* Begin Source material *
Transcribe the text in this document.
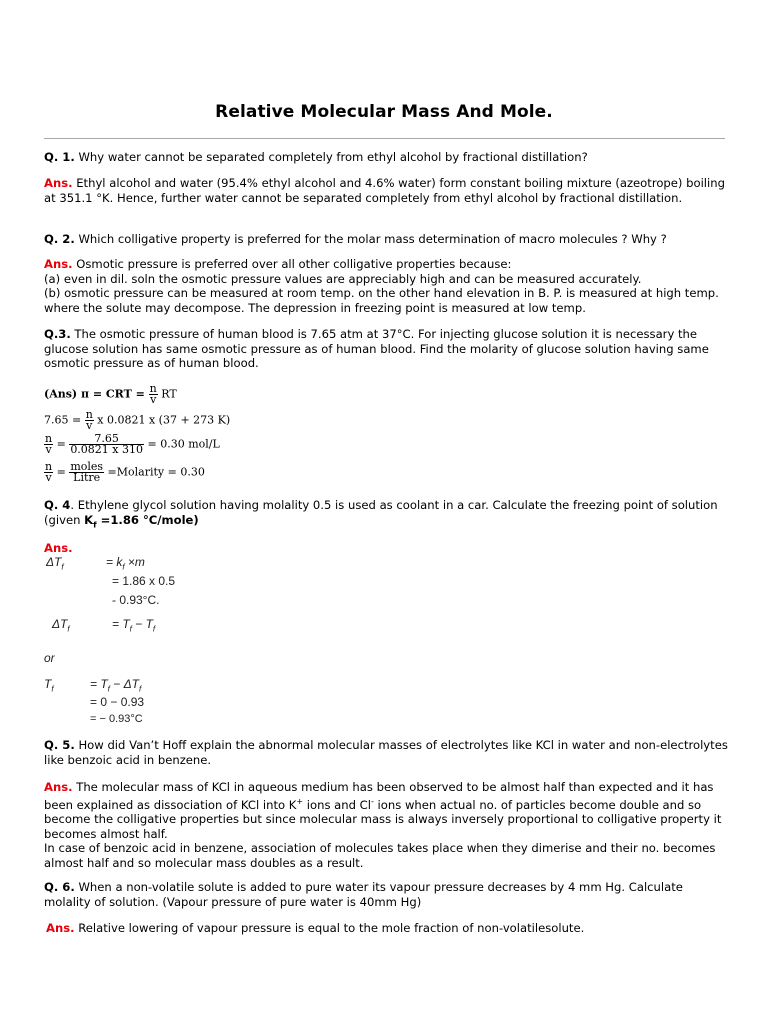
Relative Molecular Mass And Mole.
Q. 1. Why water cannot be separated completely from ethyl alcohol by fractional distillation?
Ans. Ethyl alcohol and water (95.4% ethyl alcohol and 4.6% water) form constant boiling mixture (azeotrope) boiling at 351.1 °K. Hence, further water cannot be separated completely from ethyl alcohol by fractional distillation.
Q. 2. Which colligative property is preferred for the molar mass determination of macro molecules ? Why ?
Ans. Osmotic pressure is preferred over all other colligative properties because:
(a) even in dil. soln the osmotic pressure values are appreciably high and can be measured accurately.
(b) osmotic pressure can be measured at room temp. on the other hand elevation in B. P. is measured at high temp. where the solute may decompose. The depression in freezing point is measured at low temp.
Q.3. The osmotic pressure of human blood is 7.65 atm at 37°C. For injecting glucose solution it is necessary the glucose solution has same osmotic pressure as of human blood. Find the molarity of glucose solution having same osmotic pressure as of human blood.
(Ans) π = CRT = $\frac{n}{v}$ RT
$7.65 = \frac{n}{v}$ x 0.0821 x (37 + 273 K)
$\frac{n}{v} = \frac{7.65}{0.0821 x 310} = 0.30$ mol/L
$\frac{n}{v} = \frac{\text{moles}}{\text{Litre}}$ =Molarity = 0.30
Q. 4. Ethylene glycol solution having molality 0.5 is used as coolant in a car. Calculate the freezing point of solution (given $K_f =1.86$ °C/mole)
Ans.
$\Delta T_f$	= $k_f \times m$
= 1.86 x 0.5
- 0.93°C.
$\Delta T_f$	= $T_f - T_f$
or
$T_f$	= $T_f - \Delta T_f$
= 0 − 0.93
= − 0.93°C
Q. 5. How did Van’t Hoff explain the abnormal molecular masses of electrolytes like KCl in water and non-electrolytes like benzoic acid in benzene.
Ans. The molecular mass of KCl in aqueous medium has been observed to be almost half than expected and it has been explained as dissociation of KCl into K+ ions and Cl- ions when actual no. of particles become double and so become the colligative properties but since molecular mass is always inversely proportional to colligative property it becomes almost half.
In case of benzoic acid in benzene, association of molecules takes place when they dimerise and their no. becomes almost half and so molecular mass doubles as a result.
Q. 6. When a non-volatile solute is added to pure water its vapour pressure decreases by 4 mm Hg. Calculate molality of solution. (Vapour pressure of pure water is 40mm Hg)
Ans. Relative lowering of vapour pressure is equal to the mole fraction of non-volatilesolute.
* End Source material *
Omit the images and transcribe all of the records above word for word.

Transcribe the text in this document.
Relative Molecular Mass And Mole.
Q. 1. Why water cannot be separated completely from ethyl alcohol by fractional distillation?
Ans. Ethyl alcohol and water (95.4% ethyl alcohol and 4.6% water) form constant boiling mixture (azeotrope) boiling at 351.1 °K. Hence, further water cannot be separated completely from ethyl alcohol by fractional distillation.
Q. 2. Which colligative property is preferred for the molar mass determination of macro molecules ? Why ?
Ans. Osmotic pressure is preferred over all other colligative properties because:
(a) even in dil. soln the osmotic pressure values are appreciably high and can be measured accurately.
(b) osmotic pressure can be measured at room temp. on the other hand elevation in B. P. is measured at high temp. where the solute may decompose. The depression in freezing point is measured at low temp.
Q.3. The osmotic pressure of human blood is 7.65 atm at 37°C. For injecting glucose solution it is necessary the glucose solution has same osmotic pressure as of human blood. Find the molarity of glucose solution having same osmotic pressure as of human blood.
(Ans) π = CRT = $\frac{n}{v}$ RT
$7.65 = \frac{n}{v}$ x 0.0821 x (37 + 273 K)
$\frac{n}{v} = \frac{7.65}{0.0821 x 310} = 0.30$ mol/L
$\frac{n}{v} = \frac{\text{moles}}{\text{Litre}}$ =Molarity = 0.30
Q. 4. Ethylene glycol solution having molality 0.5 is used as coolant in a car. Calculate the freezing point of solution (given $K_f =1.86$ °C/mole)
Ans.
$\Delta T_f$	= $k_f \times m$
= 1.86 x 0.5
- 0.93°C.
$\Delta T_f$	= $T_f - T_f$
or
$T_f$	= $T_f - \Delta T_f$
= 0 − 0.93
= − 0.93°C
Q. 5. How did Van’t Hoff explain the abnormal molecular masses of electrolytes like KCl in water and non-electrolytes like benzoic acid in benzene.
Ans. The molecular mass of KCl in aqueous medium has been observed to be almost half than expected and it has been explained as dissociation of KCl into K+ ions and Cl- ions when actual no. of particles become double and so become the colligative properties but since molecular mass is always inversely proportional to colligative property it becomes almost half.
In case of benzoic acid in benzene, association of molecules takes place when they dimerise and their no. becomes almost half and so molecular mass doubles as a result.
Q. 6. When a non-volatile solute is added to pure water its vapour pressure decreases by 4 mm Hg. Calculate molality of solution. (Vapour pressure of pure water is 40mm Hg)
Ans. Relative lowering of vapour pressure is equal to the mole fraction of non-volatilesolute.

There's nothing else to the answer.